▸ **STATED EXERCISE**: Write out all entries word for word.

(Dataset items)
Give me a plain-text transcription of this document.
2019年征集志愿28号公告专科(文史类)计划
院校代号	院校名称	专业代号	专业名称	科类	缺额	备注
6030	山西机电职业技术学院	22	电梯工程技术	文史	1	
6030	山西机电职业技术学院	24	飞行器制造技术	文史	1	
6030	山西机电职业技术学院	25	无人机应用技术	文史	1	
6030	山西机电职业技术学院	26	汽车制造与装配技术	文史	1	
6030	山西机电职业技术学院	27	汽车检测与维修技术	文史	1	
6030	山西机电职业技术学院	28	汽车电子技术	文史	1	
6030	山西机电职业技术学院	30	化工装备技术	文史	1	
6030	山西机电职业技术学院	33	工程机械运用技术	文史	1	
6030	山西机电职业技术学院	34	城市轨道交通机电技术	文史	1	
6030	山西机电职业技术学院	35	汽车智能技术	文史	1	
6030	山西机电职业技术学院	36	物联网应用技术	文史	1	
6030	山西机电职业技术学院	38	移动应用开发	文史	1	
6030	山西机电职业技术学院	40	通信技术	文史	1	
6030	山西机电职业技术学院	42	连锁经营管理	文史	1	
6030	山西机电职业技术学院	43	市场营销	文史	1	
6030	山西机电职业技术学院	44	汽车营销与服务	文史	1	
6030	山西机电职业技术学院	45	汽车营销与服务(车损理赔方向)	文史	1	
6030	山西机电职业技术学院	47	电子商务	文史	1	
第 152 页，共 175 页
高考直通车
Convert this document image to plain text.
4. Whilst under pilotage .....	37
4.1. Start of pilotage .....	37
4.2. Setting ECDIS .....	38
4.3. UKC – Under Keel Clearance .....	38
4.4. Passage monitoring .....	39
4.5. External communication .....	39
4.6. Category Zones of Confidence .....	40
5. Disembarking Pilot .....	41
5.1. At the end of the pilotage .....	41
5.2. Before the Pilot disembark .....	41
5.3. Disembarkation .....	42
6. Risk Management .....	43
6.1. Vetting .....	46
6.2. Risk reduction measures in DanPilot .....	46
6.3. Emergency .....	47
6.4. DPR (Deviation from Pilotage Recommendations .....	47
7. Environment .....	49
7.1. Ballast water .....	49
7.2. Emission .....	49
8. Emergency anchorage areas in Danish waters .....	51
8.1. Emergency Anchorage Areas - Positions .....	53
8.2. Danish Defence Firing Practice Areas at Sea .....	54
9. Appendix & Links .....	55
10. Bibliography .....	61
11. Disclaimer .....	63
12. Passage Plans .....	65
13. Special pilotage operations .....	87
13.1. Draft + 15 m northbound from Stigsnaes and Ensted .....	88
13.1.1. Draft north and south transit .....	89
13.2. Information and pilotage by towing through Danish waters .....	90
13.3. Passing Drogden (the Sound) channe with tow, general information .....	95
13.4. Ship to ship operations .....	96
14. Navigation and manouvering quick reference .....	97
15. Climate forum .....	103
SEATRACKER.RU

▸ **WORKED ANSWER**:
Give me a plain-text transcription of this document.
2019年征集志愿28号公告专科(文史类)计划
院校代号	院校名称	专业代号	专业名称	科类	缺额	备注
6030	山西机电职业技术学院	22	电梯工程技术	文史	1	
6030	山西机电职业技术学院	24	飞行器制造技术	文史	1	
6030	山西机电职业技术学院	25	无人机应用技术	文史	1	
6030	山西机电职业技术学院	26	汽车制造与装配技术	文史	1	
6030	山西机电职业技术学院	27	汽车检测与维修技术	文史	1	
6030	山西机电职业技术学院	28	汽车电子技术	文史	1	
6030	山西机电职业技术学院	30	化工装备技术	文史	1	
6030	山西机电职业技术学院	33	工程机械运用技术	文史	1	
6030	山西机电职业技术学院	34	城市轨道交通机电技术	文史	1	
6030	山西机电职业技术学院	35	汽车智能技术	文史	1	
6030	山西机电职业技术学院	36	物联网应用技术	文史	1	
6030	山西机电职业技术学院	38	移动应用开发	文史	1	
6030	山西机电职业技术学院	40	通信技术	文史	1	
6030	山西机电职业技术学院	42	连锁经营管理	文史	1	
6030	山西机电职业技术学院	43	市场营销	文史	1	
6030	山西机电职业技术学院	44	汽车营销与服务	文史	1	
6030	山西机电职业技术学院	45	汽车营销与服务(车损理赔方向)	文史	1	
6030	山西机电职业技术学院	47	电子商务	文史	1	
第 152 页，共 175 页
高考直通车
Convert this document image to plain text.
4. Whilst under pilotage .....	37
4.1. Start of pilotage .....	37
4.2. Setting ECDIS .....	38
4.3. UKC – Under Keel Clearance .....	38
4.4. Passage monitoring .....	39
4.5. External communication .....	39
4.6. Category Zones of Confidence .....	40
5. Disembarking Pilot .....	41
5.1. At the end of the pilotage .....	41
5.2. Before the Pilot disembark .....	41
5.3. Disembarkation .....	42
6. Risk Management .....	43
6.1. Vetting .....	46
6.2. Risk reduction measures in DanPilot .....	46
6.3. Emergency .....	47
6.4. DPR (Deviation from Pilotage Recommendations .....	47
7. Environment .....	49
7.1. Ballast water .....	49
7.2. Emission .....	49
8. Emergency anchorage areas in Danish waters .....	51
8.1. Emergency Anchorage Areas - Positions .....	53
8.2. Danish Defence Firing Practice Areas at Sea .....	54
9. Appendix & Links .....	55
10. Bibliography .....	61
11. Disclaimer .....	63
12. Passage Plans .....	65
13. Special pilotage operations .....	87
13.1. Draft + 15 m northbound from Stigsnaes and Ensted .....	88
13.1.1. Draft north and south transit .....	89
13.2. Information and pilotage by towing through Danish waters .....	90
13.3. Passing Drogden (the Sound) channe with tow, general information .....	95
13.4. Ship to ship operations .....	96
14. Navigation and manouvering quick reference .....	97
15. Climate forum .....	103
SEATRACKER.RU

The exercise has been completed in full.